• [Task instructions]: Pull every line that holds the word "priorita" from the entries.

• [Stored records]:
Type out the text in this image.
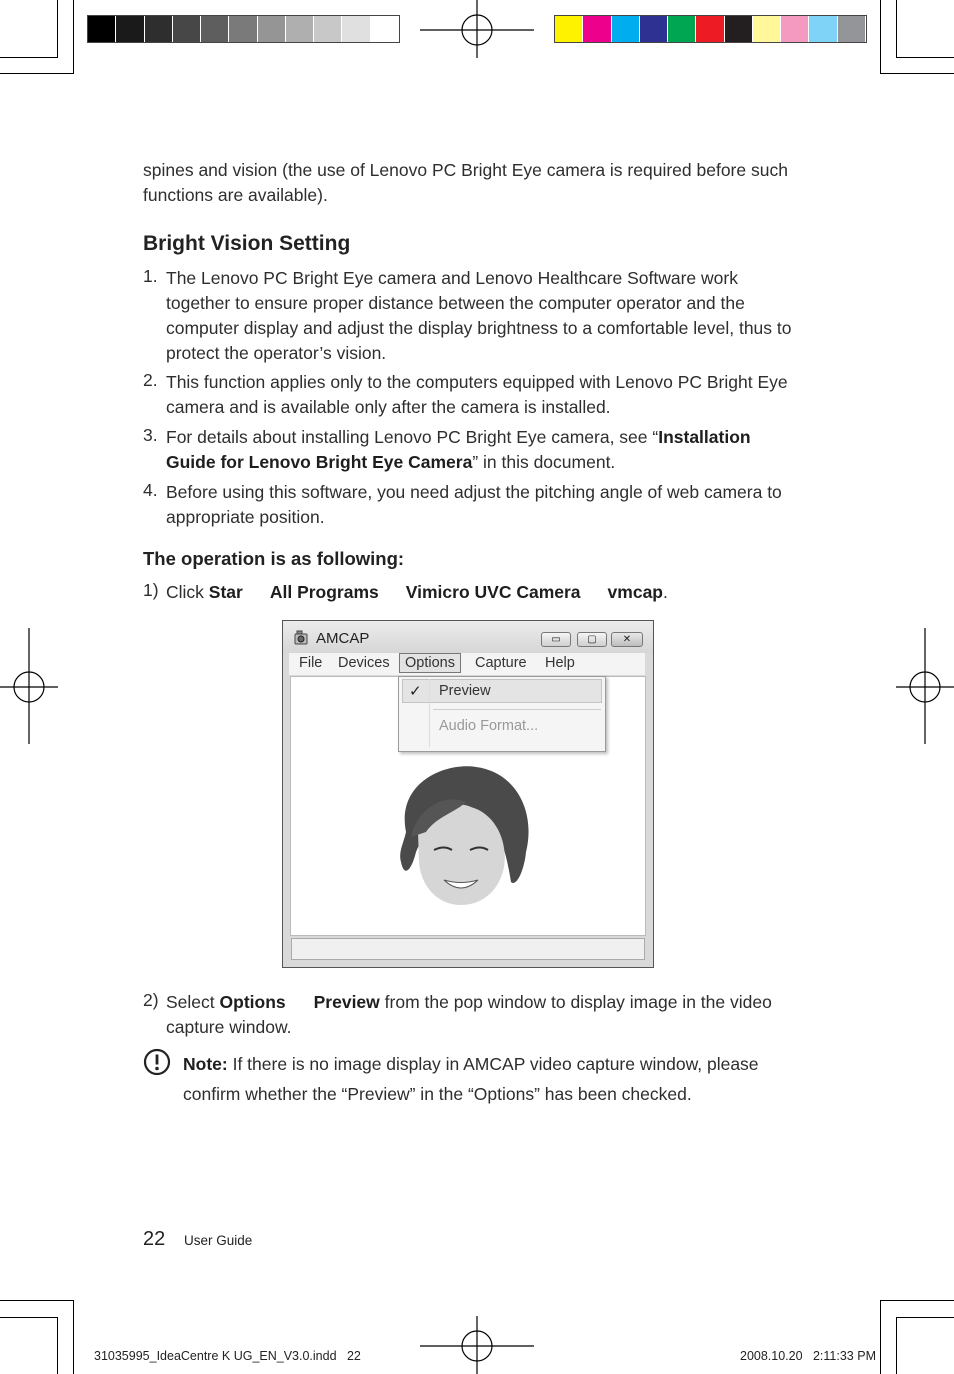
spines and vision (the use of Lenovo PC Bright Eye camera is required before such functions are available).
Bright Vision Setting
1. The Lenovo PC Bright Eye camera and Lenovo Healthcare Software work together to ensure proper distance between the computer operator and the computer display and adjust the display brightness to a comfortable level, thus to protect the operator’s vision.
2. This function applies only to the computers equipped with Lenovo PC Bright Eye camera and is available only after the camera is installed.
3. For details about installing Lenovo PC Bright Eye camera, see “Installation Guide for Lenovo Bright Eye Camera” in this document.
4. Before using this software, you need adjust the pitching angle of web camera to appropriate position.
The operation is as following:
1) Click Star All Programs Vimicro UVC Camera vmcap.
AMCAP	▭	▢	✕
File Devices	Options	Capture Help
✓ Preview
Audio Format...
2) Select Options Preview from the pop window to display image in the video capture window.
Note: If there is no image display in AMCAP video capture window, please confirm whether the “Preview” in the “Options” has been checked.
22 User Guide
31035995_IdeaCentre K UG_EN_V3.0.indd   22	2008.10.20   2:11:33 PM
==
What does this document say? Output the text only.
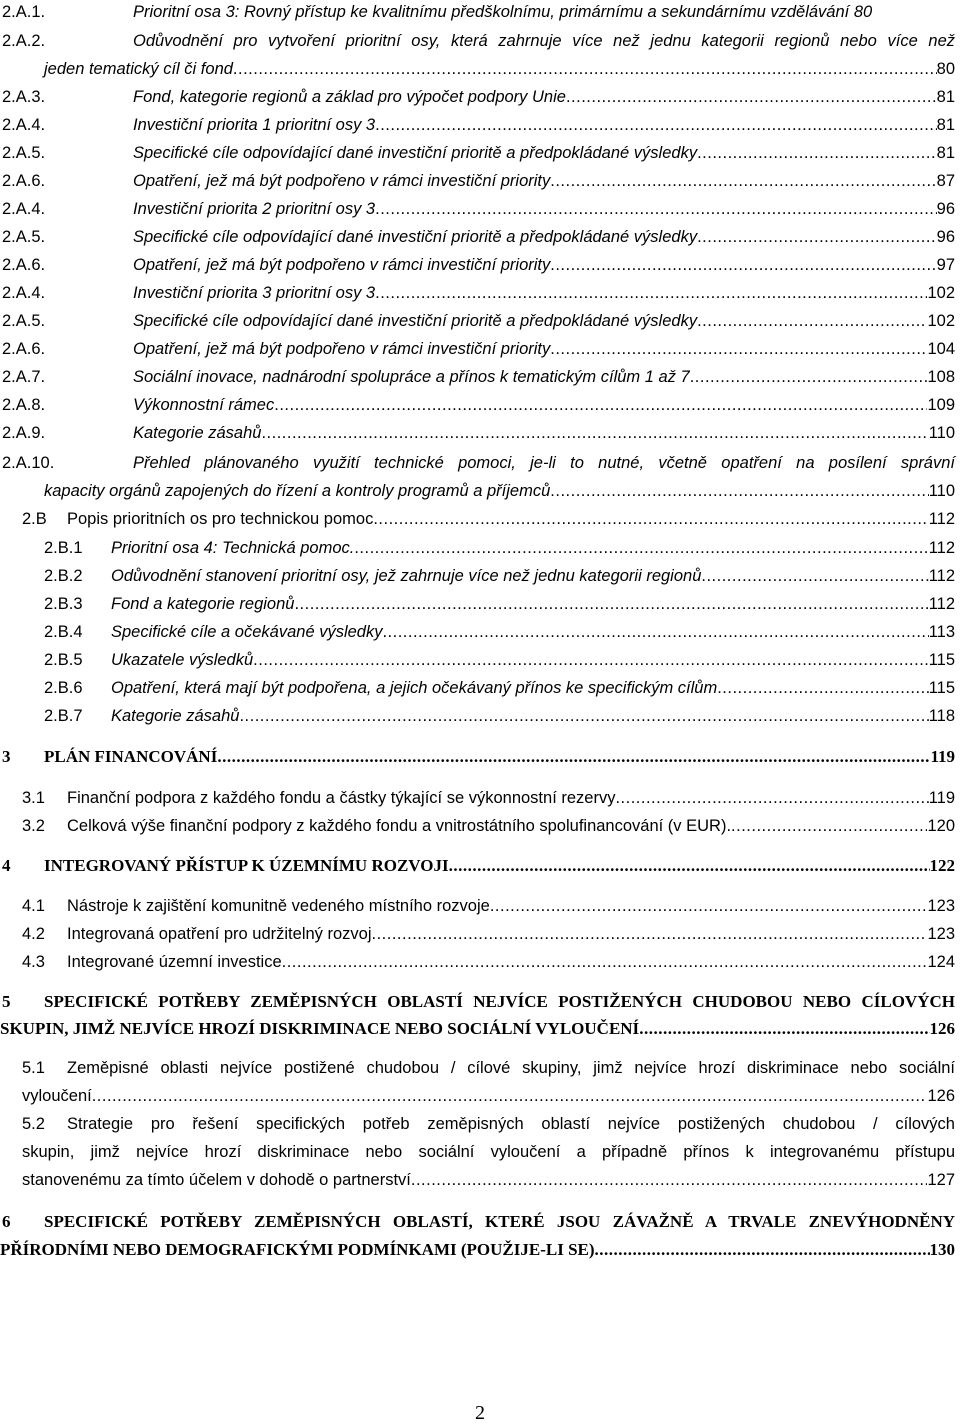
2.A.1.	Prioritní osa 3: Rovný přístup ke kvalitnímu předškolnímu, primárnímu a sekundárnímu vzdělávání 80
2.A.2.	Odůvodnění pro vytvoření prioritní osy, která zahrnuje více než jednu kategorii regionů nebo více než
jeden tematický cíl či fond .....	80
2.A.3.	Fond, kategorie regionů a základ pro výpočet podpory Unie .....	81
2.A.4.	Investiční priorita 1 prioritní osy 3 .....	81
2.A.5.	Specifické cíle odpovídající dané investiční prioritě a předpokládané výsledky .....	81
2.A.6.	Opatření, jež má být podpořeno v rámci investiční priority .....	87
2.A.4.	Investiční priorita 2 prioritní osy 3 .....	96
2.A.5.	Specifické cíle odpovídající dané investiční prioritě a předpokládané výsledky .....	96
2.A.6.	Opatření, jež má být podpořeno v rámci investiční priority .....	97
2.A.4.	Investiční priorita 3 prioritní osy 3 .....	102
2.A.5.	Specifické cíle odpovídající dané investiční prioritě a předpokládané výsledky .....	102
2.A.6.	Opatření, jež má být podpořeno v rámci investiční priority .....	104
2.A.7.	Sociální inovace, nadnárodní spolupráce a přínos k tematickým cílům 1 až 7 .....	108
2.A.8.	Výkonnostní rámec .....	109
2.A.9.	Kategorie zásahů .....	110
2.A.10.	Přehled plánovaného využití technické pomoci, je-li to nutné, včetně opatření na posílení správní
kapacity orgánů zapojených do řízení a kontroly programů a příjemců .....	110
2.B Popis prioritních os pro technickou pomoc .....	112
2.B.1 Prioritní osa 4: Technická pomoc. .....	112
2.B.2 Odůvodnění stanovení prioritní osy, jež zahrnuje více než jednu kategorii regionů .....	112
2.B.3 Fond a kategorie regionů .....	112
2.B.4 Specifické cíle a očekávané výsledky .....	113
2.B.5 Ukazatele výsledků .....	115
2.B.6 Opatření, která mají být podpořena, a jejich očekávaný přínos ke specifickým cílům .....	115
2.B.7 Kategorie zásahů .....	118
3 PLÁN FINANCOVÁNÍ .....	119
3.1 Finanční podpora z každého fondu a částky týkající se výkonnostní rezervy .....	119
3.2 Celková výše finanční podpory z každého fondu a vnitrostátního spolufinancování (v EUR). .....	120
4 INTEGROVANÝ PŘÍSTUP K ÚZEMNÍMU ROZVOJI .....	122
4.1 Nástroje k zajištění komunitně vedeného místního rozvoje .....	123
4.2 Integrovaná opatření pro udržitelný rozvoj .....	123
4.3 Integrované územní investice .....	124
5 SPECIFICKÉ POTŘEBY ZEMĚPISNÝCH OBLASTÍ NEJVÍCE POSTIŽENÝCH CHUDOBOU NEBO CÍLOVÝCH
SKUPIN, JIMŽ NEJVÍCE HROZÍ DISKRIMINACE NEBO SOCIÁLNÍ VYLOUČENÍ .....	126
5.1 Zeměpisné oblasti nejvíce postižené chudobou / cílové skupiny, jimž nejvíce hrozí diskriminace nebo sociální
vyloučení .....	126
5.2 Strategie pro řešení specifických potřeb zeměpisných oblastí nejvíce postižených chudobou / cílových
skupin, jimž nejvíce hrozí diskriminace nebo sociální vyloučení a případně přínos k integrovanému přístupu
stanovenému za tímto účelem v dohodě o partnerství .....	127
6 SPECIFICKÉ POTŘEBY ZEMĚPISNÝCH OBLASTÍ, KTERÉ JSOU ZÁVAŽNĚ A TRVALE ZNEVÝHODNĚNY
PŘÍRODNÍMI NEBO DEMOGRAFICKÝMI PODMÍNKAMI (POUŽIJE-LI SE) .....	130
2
--
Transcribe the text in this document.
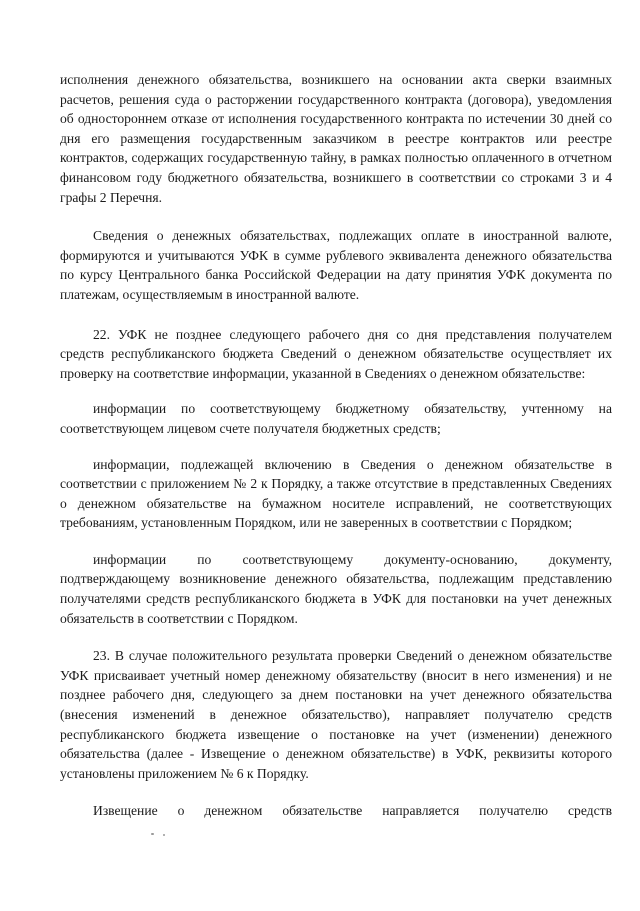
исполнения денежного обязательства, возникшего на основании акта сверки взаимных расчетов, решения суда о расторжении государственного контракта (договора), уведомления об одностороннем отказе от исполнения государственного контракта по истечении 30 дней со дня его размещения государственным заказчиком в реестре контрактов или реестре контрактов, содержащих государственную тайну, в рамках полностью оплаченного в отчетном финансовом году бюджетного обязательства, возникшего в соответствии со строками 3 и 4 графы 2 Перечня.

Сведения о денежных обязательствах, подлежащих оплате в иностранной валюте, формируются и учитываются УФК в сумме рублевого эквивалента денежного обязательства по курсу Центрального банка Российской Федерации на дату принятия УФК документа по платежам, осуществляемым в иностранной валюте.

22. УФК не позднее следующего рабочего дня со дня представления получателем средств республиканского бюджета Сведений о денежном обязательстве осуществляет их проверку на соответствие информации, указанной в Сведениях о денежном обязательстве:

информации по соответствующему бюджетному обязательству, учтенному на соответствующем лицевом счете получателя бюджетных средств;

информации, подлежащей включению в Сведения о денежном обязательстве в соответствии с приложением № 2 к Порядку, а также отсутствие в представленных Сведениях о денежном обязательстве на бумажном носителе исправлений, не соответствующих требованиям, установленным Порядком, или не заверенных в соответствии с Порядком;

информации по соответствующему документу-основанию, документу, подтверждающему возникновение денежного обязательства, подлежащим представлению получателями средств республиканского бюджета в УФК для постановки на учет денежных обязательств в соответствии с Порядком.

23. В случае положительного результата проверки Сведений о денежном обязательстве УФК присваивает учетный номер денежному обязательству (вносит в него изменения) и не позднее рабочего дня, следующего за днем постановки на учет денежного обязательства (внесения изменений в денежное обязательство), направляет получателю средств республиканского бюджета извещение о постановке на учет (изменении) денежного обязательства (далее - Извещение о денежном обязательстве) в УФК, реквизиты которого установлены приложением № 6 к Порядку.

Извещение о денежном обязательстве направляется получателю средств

• [Final answer]:
2.A.4.	Investiční priorita 1 prioritní osy 3 .....	81
2.A.4.	Investiční priorita 2 prioritní osy 3 .....	96
2.A.4.	Investiční priorita 3 prioritní osy 3 .....	102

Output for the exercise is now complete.